### DIRECTION:
What is the number of lines holding the word "image"? Give that number alone.

### DATASET EXTRACT:
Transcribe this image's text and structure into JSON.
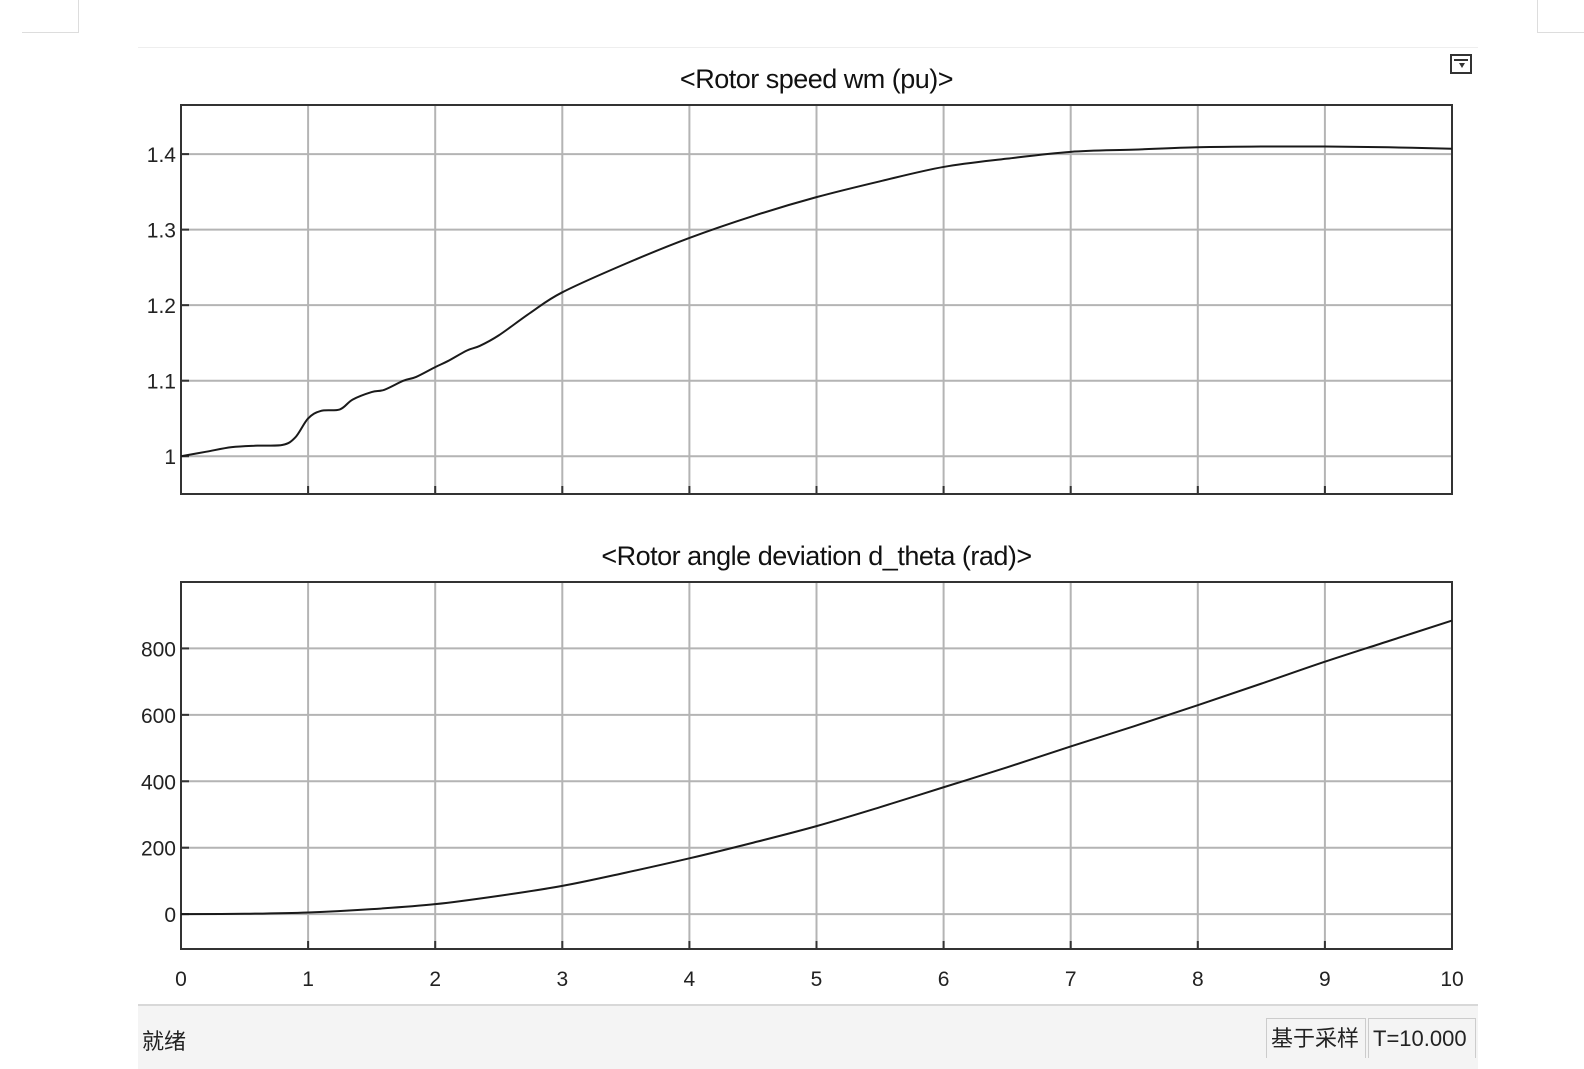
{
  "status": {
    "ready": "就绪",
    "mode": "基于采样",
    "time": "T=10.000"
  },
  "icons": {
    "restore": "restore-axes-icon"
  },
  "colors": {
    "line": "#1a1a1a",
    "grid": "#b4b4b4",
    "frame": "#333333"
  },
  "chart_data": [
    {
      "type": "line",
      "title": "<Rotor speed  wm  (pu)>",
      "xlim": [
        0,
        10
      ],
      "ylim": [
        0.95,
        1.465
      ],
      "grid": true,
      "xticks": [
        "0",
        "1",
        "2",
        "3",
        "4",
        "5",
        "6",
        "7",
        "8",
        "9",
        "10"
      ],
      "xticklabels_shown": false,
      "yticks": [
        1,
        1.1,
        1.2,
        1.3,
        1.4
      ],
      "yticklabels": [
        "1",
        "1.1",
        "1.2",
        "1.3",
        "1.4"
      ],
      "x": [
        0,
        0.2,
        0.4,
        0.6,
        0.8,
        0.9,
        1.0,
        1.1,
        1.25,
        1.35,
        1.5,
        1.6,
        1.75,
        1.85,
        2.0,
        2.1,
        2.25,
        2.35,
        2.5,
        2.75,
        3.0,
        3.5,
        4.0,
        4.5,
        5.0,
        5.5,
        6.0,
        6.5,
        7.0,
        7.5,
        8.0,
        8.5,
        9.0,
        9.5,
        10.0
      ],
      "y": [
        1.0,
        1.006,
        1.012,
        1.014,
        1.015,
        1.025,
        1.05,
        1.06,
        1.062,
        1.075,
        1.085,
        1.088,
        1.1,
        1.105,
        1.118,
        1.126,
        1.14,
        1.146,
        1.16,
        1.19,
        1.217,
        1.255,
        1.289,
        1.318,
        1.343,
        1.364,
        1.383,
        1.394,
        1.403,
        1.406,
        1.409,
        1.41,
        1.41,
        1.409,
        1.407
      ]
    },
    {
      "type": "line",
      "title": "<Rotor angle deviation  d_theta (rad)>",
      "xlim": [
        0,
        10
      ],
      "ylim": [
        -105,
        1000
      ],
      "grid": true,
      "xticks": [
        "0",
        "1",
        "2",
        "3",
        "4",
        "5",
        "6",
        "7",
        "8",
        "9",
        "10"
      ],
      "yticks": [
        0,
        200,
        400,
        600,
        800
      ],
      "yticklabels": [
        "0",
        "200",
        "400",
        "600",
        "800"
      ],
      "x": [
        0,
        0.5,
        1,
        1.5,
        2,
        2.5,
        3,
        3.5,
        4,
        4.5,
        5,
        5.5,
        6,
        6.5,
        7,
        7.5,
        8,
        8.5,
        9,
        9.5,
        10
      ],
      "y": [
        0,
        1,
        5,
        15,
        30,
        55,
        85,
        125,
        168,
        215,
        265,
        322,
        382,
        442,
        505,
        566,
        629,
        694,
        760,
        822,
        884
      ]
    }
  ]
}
* * *
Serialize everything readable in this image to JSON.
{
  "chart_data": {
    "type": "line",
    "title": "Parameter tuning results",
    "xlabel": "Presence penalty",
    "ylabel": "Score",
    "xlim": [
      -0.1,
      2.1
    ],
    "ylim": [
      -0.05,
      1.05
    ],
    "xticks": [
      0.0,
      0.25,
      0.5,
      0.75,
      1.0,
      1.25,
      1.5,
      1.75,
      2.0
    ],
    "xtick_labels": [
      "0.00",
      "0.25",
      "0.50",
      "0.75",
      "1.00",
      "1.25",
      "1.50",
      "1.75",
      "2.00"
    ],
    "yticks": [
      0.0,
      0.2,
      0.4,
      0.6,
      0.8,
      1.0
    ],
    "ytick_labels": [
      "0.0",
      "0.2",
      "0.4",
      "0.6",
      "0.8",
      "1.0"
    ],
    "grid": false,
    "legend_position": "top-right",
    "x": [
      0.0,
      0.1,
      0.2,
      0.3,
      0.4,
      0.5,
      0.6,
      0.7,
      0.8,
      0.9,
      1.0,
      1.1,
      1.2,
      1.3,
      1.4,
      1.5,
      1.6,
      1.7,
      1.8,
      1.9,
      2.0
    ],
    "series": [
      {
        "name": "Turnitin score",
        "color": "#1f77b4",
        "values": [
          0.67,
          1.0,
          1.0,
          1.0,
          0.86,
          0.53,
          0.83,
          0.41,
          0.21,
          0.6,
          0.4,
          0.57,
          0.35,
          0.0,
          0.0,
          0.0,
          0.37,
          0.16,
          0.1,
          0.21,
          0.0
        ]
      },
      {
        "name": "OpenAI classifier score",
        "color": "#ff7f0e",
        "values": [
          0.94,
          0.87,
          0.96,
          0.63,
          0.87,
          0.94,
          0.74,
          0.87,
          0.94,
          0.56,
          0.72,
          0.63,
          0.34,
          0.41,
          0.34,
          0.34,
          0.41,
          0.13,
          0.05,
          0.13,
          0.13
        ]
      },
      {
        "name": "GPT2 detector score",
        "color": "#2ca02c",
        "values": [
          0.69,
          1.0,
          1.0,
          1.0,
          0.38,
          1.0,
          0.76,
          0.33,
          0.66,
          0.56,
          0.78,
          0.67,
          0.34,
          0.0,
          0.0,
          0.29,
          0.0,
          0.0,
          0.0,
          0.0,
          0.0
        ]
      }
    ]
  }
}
...
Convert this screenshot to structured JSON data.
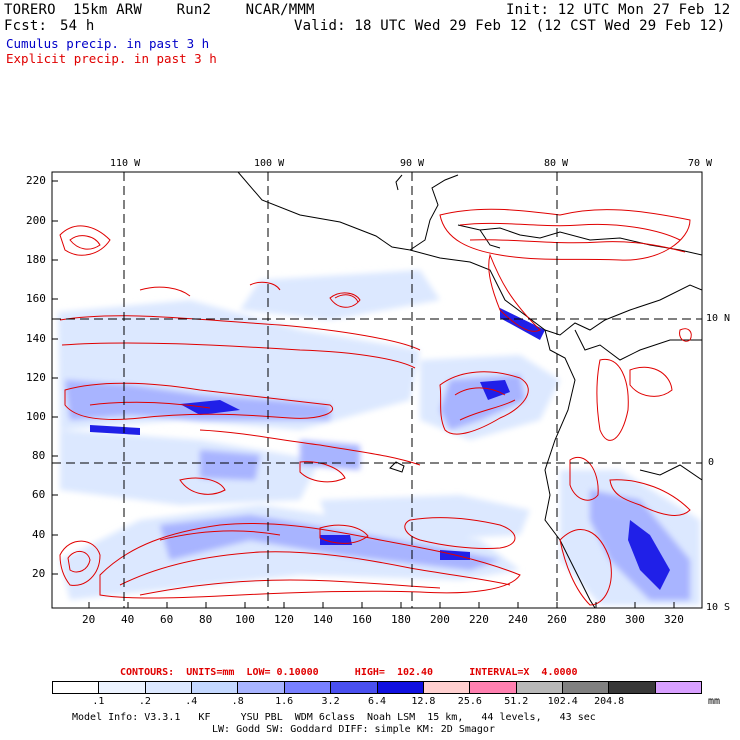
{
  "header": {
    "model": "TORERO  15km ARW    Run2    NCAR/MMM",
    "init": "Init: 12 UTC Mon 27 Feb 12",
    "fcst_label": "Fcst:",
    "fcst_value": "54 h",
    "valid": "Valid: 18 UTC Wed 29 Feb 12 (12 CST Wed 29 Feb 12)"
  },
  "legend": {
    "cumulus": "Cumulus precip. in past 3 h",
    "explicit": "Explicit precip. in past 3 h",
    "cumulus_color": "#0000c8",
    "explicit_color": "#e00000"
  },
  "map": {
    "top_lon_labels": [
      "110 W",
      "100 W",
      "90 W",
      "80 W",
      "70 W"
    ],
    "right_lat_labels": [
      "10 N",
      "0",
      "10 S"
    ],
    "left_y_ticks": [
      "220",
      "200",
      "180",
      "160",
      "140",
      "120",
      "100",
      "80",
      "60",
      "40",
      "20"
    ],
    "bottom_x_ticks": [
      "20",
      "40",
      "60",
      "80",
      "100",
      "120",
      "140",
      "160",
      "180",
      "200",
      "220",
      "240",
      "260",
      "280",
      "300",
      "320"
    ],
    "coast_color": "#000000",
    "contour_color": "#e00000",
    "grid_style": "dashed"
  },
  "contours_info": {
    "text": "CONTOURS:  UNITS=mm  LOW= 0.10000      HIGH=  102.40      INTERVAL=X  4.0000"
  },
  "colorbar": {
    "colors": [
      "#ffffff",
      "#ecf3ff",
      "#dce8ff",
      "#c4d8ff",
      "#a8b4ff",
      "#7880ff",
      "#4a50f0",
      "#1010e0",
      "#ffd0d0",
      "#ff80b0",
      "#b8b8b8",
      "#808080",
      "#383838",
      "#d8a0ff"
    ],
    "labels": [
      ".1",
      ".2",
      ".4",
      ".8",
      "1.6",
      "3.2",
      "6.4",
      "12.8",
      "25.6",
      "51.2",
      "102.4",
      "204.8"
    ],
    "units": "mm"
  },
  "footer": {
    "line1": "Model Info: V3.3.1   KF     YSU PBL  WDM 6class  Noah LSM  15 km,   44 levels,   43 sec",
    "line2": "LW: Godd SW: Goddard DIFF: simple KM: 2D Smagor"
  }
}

### TASK OUTPUT:
2